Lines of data
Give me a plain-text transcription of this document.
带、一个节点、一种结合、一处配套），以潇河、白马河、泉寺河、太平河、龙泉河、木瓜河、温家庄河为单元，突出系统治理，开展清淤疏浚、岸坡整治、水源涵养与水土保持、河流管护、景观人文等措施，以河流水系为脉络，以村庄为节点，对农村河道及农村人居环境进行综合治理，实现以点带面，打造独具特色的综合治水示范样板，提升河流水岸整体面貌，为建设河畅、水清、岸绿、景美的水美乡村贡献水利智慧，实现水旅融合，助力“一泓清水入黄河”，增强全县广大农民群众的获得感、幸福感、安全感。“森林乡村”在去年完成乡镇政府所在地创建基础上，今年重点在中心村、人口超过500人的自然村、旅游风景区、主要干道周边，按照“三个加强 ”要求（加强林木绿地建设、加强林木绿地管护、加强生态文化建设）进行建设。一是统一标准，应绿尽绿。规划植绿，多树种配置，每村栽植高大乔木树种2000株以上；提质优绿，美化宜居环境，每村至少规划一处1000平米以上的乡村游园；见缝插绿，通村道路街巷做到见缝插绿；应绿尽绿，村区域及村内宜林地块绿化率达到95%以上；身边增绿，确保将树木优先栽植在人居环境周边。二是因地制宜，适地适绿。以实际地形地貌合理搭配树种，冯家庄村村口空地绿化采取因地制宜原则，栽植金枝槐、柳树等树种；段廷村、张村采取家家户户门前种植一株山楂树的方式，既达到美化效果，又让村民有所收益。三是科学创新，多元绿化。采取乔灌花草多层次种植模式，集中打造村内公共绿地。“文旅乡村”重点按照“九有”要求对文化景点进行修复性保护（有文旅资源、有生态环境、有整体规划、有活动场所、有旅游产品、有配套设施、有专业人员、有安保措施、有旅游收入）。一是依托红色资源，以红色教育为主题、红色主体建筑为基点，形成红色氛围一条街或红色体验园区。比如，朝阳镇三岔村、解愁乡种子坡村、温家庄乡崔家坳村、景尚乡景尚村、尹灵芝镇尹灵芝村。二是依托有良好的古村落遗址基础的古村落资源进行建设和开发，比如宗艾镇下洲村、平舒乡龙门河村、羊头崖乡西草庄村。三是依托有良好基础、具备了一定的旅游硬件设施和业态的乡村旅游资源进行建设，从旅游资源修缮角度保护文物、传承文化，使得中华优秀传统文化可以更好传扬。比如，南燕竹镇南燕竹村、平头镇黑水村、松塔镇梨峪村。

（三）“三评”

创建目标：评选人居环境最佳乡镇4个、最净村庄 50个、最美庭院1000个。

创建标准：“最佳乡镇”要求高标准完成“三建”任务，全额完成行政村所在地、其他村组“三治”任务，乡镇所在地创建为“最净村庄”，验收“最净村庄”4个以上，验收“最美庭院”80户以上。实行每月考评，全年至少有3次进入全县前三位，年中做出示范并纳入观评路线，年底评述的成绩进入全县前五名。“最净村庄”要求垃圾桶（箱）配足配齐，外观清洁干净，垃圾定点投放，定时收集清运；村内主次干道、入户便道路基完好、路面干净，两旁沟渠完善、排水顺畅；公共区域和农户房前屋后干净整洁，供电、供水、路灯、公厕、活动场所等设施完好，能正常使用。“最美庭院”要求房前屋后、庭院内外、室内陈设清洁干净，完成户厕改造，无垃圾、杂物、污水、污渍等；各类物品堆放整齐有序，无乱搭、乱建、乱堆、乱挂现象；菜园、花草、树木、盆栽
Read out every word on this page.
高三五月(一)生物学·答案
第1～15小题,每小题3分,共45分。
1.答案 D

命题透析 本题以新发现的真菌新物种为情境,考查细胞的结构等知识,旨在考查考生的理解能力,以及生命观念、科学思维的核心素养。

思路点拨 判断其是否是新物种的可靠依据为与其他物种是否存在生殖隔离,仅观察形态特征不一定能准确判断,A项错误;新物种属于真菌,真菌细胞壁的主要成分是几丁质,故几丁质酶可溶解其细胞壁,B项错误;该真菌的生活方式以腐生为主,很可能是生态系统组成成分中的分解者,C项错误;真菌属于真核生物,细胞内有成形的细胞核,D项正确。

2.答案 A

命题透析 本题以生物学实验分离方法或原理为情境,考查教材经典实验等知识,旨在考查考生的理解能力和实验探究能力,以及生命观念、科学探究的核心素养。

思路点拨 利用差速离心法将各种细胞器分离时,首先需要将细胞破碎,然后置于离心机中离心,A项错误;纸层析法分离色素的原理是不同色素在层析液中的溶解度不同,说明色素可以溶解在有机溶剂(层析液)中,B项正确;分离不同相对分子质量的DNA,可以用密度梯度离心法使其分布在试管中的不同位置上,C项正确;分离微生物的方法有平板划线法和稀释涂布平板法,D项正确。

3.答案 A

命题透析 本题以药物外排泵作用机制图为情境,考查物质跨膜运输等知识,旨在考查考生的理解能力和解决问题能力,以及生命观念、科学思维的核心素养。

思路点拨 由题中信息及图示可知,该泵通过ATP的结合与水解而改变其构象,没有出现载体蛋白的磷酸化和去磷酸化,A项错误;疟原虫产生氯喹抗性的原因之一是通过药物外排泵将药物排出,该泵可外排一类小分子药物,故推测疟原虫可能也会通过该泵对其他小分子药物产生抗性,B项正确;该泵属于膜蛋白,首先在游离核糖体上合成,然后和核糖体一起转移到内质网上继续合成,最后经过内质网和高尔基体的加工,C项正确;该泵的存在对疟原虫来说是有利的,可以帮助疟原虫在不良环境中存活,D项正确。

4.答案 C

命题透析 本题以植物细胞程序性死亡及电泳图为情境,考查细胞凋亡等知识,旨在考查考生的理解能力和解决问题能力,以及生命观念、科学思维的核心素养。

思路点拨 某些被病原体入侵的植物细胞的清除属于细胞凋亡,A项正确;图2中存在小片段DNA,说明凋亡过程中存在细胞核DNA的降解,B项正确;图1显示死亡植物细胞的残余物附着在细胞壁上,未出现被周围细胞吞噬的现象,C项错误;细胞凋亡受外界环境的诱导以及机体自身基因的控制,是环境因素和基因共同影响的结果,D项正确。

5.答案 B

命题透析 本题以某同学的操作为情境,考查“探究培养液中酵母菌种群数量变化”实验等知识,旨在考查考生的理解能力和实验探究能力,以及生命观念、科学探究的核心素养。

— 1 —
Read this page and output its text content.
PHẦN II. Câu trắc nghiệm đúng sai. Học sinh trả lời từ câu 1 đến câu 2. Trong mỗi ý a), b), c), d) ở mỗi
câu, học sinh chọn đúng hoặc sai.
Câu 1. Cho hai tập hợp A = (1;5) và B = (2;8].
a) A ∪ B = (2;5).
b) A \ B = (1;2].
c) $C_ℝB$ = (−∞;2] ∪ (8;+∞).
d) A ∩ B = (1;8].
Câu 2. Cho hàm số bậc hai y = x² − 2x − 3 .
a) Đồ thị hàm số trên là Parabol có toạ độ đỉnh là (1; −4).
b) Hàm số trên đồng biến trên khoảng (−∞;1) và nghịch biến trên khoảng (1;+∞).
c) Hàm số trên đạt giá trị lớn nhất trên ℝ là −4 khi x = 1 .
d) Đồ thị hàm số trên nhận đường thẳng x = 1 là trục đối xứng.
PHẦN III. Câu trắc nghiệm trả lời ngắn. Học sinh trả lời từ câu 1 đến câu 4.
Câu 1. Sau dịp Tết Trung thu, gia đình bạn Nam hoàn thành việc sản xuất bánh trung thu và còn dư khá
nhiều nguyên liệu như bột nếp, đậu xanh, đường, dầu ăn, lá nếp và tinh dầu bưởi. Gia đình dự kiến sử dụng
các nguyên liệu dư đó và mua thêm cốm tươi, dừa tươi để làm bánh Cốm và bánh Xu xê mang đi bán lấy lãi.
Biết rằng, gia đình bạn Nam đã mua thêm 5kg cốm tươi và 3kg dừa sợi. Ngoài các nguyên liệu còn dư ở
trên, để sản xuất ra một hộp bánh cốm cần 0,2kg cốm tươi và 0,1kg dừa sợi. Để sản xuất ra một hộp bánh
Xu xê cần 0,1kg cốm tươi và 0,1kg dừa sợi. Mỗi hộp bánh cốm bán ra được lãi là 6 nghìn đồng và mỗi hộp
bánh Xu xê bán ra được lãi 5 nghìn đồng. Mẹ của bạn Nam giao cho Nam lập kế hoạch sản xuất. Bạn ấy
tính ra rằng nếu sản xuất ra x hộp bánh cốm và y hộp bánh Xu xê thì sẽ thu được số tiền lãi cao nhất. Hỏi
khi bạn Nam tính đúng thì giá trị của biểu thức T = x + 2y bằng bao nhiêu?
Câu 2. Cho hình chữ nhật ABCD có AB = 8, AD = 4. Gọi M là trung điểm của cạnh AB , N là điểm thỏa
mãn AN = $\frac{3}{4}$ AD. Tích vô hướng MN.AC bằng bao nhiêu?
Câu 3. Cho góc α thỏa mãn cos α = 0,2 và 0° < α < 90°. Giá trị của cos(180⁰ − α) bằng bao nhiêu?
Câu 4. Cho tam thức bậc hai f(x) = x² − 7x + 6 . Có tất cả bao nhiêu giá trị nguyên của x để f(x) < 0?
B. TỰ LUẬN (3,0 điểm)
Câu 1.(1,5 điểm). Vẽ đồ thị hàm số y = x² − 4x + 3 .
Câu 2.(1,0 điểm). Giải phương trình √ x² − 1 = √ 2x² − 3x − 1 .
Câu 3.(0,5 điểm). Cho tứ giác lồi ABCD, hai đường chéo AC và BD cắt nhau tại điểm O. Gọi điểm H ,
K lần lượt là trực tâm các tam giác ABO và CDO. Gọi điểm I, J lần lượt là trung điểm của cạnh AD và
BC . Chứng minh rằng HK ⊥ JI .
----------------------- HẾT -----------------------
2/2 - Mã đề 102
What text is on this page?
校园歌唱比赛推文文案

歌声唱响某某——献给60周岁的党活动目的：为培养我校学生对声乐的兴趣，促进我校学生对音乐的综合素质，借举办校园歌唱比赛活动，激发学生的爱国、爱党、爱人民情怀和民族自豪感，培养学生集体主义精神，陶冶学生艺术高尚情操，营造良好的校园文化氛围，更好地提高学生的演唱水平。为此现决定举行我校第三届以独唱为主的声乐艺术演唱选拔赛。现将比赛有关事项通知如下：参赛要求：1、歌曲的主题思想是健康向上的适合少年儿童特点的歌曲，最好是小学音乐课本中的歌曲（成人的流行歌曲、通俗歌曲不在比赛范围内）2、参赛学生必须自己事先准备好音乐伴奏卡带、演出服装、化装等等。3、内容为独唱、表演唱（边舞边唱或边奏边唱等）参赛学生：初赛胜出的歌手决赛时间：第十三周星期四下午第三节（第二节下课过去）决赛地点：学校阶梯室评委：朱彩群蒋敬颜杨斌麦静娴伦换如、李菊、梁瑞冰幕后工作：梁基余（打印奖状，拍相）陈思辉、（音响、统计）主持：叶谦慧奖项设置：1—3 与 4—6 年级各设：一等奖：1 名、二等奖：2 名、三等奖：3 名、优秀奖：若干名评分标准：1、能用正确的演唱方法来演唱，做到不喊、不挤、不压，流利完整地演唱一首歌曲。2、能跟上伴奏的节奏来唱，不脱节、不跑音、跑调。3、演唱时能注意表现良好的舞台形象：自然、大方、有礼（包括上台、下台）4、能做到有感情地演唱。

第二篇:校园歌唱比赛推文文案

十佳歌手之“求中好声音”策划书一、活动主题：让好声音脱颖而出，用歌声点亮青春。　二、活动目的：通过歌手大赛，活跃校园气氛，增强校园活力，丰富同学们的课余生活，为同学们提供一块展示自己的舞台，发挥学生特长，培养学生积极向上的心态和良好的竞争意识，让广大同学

**Goal**
Give the number of lines in the records that contain the string "được", and nothing besides.

**Exercise result**
3